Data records
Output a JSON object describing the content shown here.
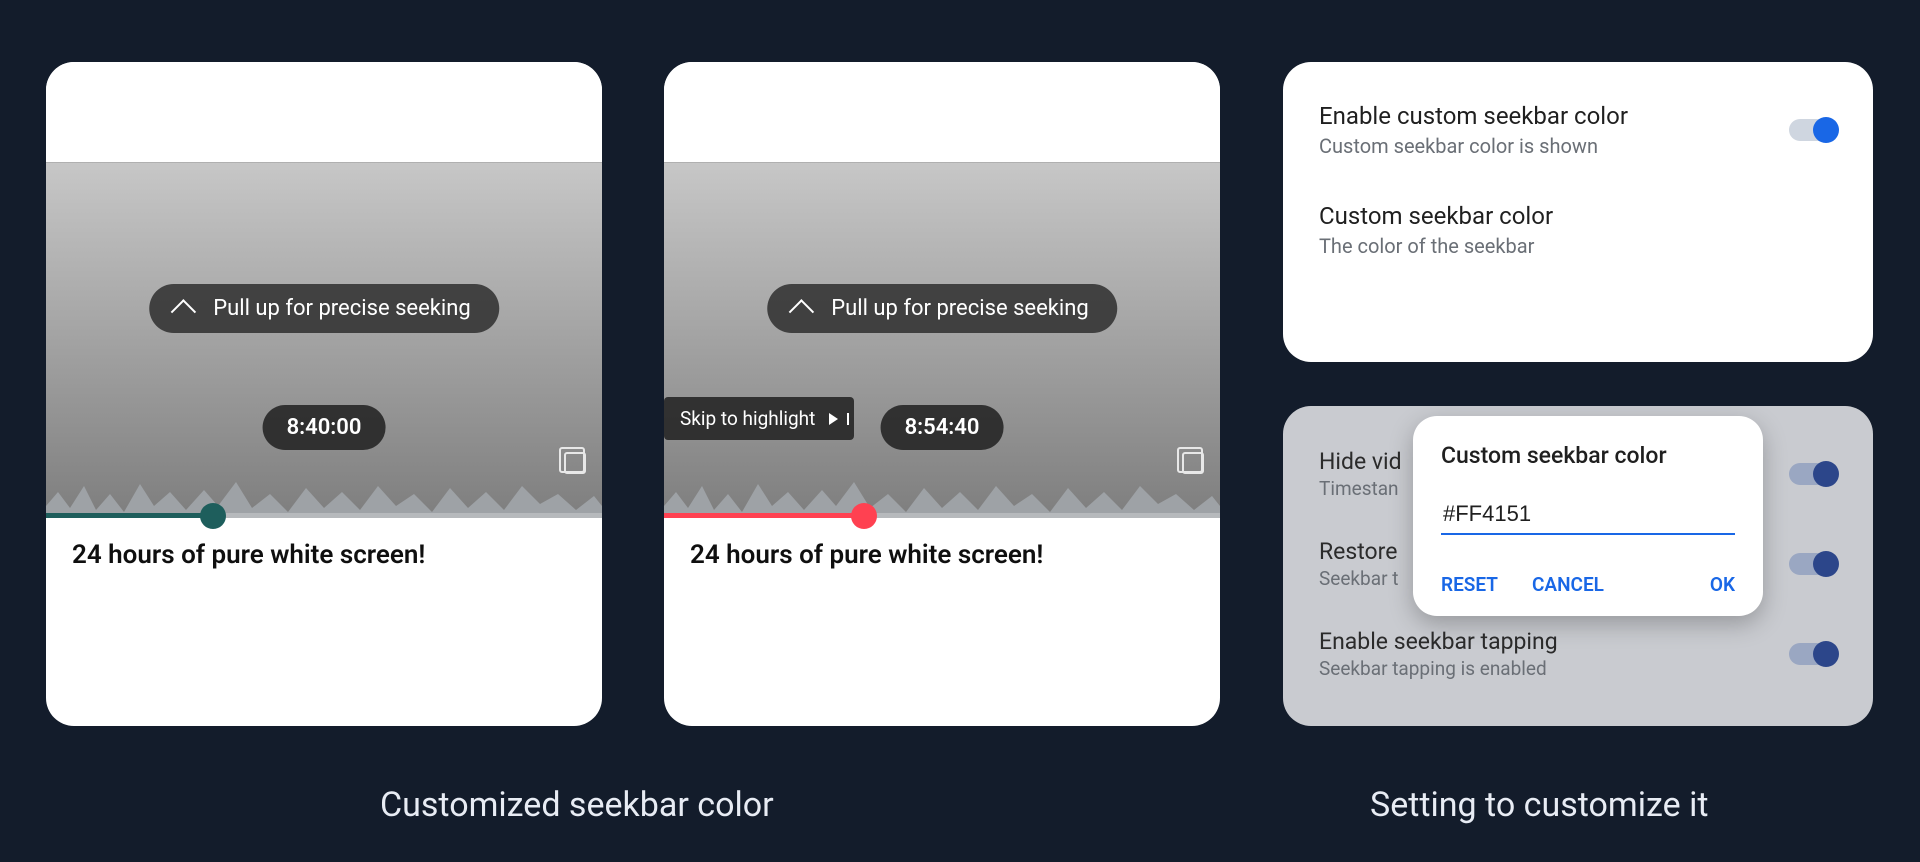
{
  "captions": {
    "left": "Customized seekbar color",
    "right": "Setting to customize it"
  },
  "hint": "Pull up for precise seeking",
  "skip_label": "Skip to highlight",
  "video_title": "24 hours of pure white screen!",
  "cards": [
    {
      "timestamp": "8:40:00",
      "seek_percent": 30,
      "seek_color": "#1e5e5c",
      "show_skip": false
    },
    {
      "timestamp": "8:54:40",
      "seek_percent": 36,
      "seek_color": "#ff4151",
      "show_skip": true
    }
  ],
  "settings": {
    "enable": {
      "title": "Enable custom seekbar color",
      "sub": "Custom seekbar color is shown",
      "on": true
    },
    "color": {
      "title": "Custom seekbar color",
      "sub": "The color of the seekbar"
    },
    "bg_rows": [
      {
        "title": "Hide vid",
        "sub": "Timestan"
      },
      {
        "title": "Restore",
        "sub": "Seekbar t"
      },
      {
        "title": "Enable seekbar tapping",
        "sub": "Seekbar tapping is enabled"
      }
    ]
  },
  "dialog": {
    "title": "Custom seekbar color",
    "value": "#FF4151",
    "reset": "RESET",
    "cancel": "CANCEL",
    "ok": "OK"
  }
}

...

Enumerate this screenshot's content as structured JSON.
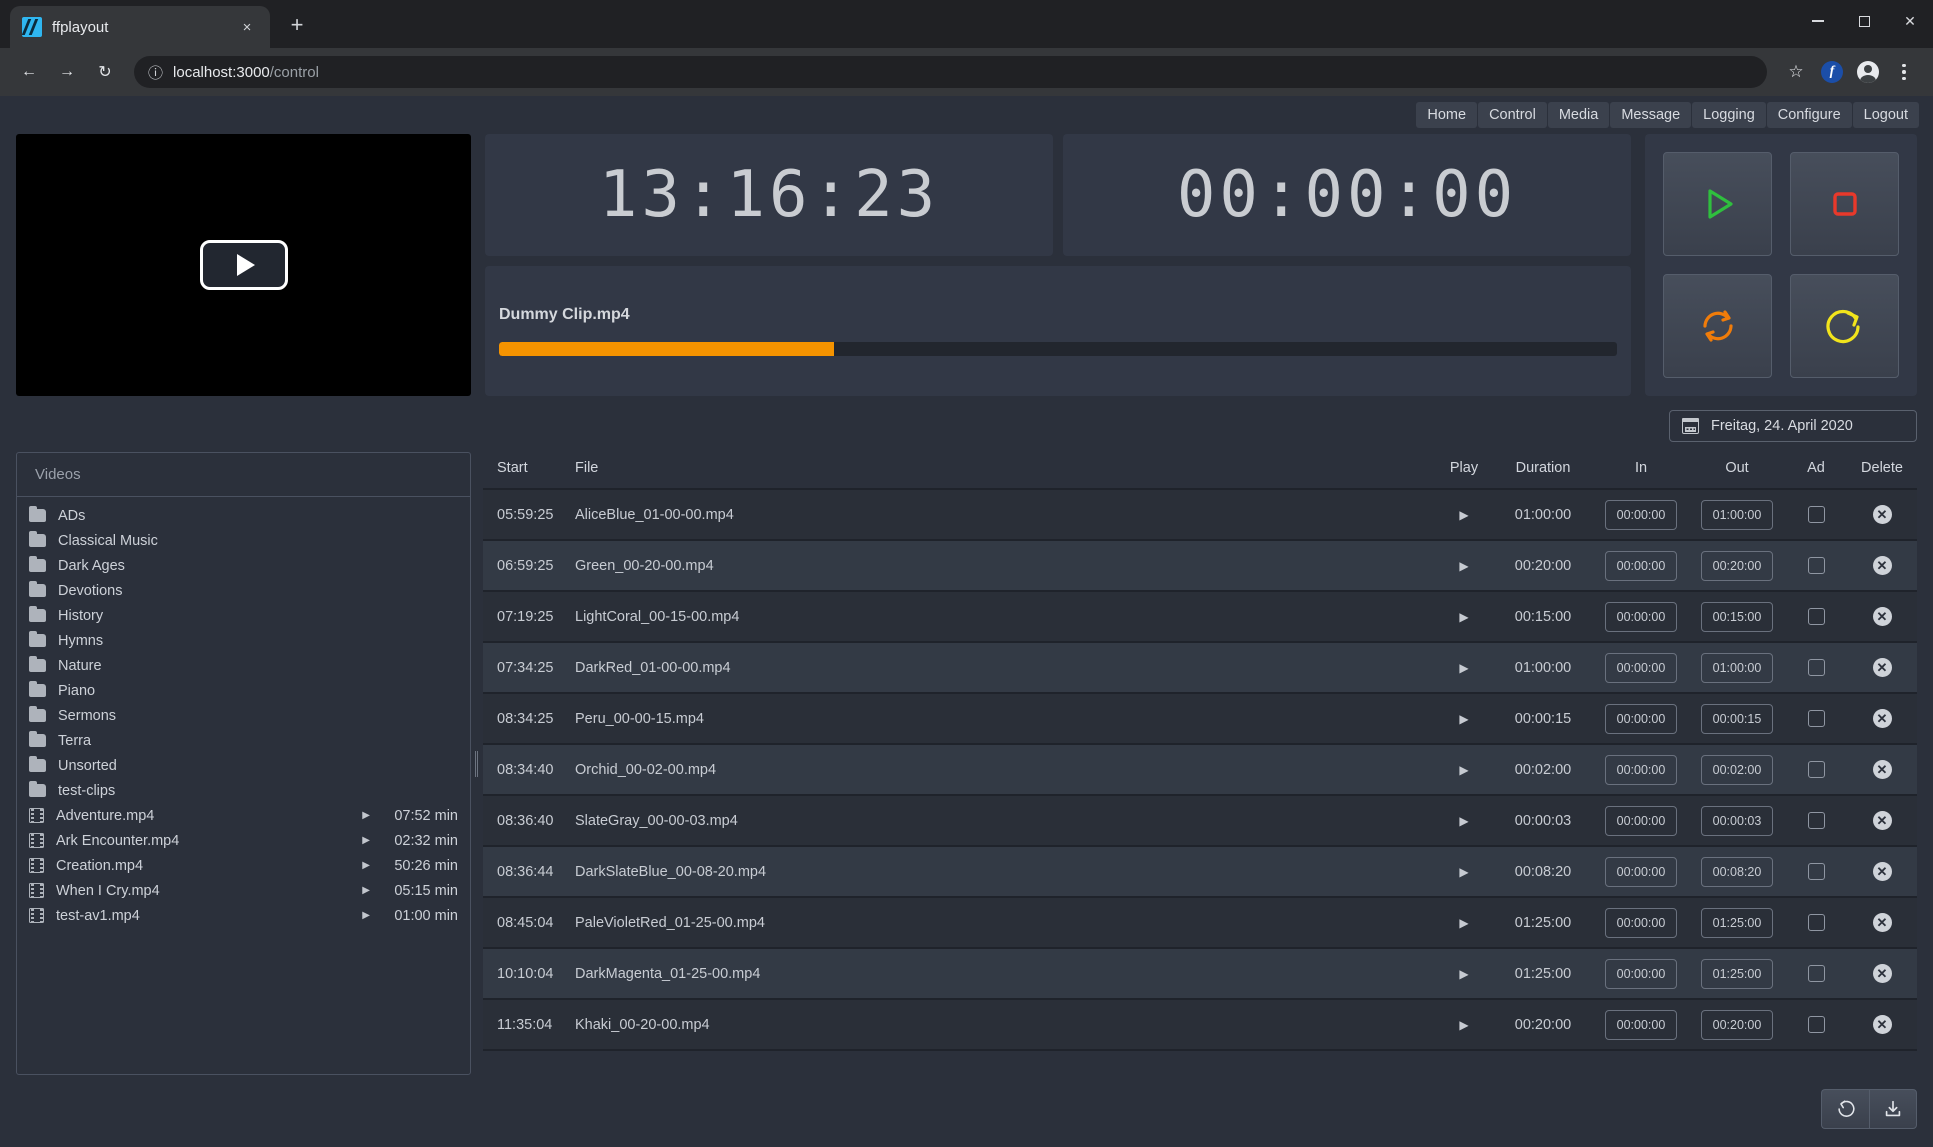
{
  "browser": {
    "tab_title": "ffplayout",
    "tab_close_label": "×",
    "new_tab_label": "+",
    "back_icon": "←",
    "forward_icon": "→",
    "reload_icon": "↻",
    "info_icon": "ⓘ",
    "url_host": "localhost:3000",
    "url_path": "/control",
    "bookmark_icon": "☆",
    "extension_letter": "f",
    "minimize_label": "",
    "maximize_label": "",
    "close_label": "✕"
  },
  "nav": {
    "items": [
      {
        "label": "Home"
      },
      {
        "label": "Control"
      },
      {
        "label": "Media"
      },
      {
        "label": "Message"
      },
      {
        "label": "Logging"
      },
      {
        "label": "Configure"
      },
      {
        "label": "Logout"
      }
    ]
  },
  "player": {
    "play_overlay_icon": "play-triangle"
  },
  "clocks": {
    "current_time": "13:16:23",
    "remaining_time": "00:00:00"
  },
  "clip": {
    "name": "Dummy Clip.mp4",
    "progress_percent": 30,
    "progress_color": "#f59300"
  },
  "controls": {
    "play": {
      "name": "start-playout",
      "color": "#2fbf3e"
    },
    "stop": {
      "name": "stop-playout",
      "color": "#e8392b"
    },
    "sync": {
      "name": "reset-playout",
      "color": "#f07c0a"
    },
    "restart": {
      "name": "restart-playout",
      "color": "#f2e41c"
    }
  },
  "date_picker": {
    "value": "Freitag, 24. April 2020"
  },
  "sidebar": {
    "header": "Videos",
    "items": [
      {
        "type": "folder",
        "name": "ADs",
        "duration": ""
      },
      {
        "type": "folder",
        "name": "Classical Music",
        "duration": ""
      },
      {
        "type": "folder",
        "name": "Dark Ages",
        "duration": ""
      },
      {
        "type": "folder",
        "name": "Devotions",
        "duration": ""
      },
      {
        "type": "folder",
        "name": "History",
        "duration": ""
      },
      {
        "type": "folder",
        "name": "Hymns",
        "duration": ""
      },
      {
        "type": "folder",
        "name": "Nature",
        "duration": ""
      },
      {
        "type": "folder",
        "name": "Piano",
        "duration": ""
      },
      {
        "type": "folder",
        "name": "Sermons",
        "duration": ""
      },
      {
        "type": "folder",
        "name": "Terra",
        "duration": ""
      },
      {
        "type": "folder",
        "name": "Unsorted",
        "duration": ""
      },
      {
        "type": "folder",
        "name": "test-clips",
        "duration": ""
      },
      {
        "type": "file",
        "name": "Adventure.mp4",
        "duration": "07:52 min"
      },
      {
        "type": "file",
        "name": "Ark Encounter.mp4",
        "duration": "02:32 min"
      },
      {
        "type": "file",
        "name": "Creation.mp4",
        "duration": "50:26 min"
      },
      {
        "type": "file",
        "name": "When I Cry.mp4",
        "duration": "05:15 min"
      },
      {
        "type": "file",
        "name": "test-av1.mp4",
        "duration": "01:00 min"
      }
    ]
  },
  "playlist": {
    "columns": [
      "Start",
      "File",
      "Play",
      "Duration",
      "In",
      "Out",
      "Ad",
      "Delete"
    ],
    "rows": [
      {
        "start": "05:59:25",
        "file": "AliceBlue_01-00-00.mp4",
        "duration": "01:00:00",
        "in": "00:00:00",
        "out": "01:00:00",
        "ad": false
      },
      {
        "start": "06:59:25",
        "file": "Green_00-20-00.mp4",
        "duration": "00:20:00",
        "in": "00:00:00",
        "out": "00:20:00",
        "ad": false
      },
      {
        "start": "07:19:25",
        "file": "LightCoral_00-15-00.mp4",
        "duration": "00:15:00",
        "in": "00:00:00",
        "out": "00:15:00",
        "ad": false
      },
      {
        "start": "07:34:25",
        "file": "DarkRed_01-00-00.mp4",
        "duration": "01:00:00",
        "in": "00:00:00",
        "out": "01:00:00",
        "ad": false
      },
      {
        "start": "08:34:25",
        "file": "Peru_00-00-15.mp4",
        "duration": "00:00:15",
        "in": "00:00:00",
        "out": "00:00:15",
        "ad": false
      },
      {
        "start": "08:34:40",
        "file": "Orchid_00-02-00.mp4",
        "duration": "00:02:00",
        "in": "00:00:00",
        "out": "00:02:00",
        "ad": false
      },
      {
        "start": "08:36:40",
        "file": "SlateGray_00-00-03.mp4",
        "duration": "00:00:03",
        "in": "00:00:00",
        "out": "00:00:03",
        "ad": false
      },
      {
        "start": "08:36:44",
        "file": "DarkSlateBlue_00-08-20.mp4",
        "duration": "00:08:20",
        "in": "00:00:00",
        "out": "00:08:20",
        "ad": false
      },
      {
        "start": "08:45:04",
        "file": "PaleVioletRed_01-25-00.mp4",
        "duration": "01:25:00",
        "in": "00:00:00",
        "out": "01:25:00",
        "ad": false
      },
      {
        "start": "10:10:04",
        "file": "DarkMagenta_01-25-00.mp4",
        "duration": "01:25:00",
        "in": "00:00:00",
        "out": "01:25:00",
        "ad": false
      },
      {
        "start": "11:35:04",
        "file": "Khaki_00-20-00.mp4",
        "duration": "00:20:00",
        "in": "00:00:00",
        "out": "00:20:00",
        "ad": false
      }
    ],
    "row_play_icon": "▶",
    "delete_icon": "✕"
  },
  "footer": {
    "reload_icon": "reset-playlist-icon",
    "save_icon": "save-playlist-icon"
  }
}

» Written task:
Pull out all lines from the entries above in which the word "JSON" appears.

» Response:
Output a JSON object describing the content shown here.
Enumerate this screenshot's content as structured JSON.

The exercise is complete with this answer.